• **The problem**:
Report each line of the data that includes the word "promised".

···

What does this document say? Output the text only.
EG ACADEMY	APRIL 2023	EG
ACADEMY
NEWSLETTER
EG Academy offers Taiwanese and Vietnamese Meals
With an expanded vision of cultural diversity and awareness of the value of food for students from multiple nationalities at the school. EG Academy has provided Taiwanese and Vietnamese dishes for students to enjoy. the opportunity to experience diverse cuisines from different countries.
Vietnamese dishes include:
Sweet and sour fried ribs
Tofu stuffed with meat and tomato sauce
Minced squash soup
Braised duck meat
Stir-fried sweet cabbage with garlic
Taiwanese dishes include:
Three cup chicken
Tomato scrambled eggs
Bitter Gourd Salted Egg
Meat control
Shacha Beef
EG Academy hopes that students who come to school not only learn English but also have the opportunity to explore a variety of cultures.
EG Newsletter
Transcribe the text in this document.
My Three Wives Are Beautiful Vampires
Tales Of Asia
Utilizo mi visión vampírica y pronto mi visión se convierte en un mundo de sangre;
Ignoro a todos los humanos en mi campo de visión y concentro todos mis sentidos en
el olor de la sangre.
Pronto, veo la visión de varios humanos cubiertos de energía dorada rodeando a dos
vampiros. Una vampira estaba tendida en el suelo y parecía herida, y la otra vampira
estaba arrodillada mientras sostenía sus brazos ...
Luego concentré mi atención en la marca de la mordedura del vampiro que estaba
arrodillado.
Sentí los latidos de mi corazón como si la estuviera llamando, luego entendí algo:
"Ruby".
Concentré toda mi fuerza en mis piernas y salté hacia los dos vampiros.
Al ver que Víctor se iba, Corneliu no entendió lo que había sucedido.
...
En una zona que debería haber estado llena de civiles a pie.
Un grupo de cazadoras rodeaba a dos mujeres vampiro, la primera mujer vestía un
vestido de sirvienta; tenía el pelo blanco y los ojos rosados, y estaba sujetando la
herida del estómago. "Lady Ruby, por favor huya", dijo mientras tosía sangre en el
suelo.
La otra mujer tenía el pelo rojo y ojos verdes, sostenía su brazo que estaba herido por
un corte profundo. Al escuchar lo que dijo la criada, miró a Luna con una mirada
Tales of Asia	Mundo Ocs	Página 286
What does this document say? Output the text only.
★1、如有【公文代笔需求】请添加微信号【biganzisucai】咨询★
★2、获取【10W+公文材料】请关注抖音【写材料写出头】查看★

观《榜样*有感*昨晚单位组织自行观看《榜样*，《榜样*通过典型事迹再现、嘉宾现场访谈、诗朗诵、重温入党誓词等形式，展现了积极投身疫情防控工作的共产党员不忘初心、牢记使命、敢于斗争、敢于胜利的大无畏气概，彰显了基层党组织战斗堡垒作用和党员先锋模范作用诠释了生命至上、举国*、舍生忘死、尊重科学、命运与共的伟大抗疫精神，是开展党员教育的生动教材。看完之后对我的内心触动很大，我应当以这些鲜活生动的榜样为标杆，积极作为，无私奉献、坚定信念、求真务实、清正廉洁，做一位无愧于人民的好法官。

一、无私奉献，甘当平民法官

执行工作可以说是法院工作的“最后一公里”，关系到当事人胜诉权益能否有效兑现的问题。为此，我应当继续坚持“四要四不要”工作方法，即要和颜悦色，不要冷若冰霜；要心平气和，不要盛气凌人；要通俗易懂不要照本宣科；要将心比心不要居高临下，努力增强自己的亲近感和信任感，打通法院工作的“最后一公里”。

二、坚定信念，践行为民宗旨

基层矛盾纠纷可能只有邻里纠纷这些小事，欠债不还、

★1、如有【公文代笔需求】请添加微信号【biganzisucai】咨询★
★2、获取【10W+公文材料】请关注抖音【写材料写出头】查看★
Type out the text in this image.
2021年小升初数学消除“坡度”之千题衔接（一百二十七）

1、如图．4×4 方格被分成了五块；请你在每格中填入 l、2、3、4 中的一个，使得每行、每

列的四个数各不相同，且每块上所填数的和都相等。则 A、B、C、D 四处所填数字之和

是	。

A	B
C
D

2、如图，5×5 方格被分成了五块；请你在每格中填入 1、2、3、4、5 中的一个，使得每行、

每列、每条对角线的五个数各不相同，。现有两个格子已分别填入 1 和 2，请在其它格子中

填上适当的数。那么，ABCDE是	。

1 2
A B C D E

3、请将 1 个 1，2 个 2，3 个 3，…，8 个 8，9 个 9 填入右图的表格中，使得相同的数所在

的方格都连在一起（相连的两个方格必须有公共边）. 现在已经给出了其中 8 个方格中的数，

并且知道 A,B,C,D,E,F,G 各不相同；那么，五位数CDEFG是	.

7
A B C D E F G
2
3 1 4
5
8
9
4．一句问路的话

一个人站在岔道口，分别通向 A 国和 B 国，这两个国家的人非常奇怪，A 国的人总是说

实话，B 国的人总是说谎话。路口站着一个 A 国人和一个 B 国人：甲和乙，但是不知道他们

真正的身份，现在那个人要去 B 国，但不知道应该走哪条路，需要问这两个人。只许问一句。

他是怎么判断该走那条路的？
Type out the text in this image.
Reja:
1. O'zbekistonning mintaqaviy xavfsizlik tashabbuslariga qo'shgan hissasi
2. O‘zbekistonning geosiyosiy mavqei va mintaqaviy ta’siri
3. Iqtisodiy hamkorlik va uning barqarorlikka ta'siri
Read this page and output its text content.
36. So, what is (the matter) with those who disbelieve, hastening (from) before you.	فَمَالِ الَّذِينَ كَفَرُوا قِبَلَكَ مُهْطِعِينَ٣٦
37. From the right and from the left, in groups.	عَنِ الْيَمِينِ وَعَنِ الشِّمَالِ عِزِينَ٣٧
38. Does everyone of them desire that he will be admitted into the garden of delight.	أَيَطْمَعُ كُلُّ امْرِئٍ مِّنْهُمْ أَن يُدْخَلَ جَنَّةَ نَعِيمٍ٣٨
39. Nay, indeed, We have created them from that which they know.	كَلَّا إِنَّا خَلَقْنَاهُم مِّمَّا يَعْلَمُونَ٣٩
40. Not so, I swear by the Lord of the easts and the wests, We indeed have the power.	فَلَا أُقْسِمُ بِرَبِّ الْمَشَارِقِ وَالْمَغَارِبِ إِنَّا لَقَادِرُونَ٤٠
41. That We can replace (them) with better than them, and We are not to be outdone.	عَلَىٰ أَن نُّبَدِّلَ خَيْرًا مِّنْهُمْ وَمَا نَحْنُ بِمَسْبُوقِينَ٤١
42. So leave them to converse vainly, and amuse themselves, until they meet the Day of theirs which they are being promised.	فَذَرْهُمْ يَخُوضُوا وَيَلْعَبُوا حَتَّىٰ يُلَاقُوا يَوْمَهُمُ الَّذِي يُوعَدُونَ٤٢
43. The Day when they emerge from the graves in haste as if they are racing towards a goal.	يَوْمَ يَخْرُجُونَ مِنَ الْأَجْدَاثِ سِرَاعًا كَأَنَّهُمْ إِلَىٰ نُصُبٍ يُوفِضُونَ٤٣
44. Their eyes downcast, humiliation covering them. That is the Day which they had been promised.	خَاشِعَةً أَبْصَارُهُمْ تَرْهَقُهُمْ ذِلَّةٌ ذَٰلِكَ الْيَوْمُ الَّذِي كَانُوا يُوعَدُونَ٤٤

···

• **Response**:
42. So leave them to converse vainly, and amuse themselves, until they meet the Day of theirs which they are being promised.	فَذَرْهُمْ يَخُوضُوا وَيَلْعَبُوا حَتَّىٰ يُلَاقُوا يَوْمَهُمُ الَّذِي يُوعَدُونَ٤٢
44. Their eyes downcast, humiliation covering them. That is the Day which they had been promised.	خَاشِعَةً أَبْصَارُهُمْ تَرْهَقُهُمْ ذِلَّةٌ ذَٰلِكَ الْيَوْمُ الَّذِي كَانُوا يُوعَدُونَ٤٤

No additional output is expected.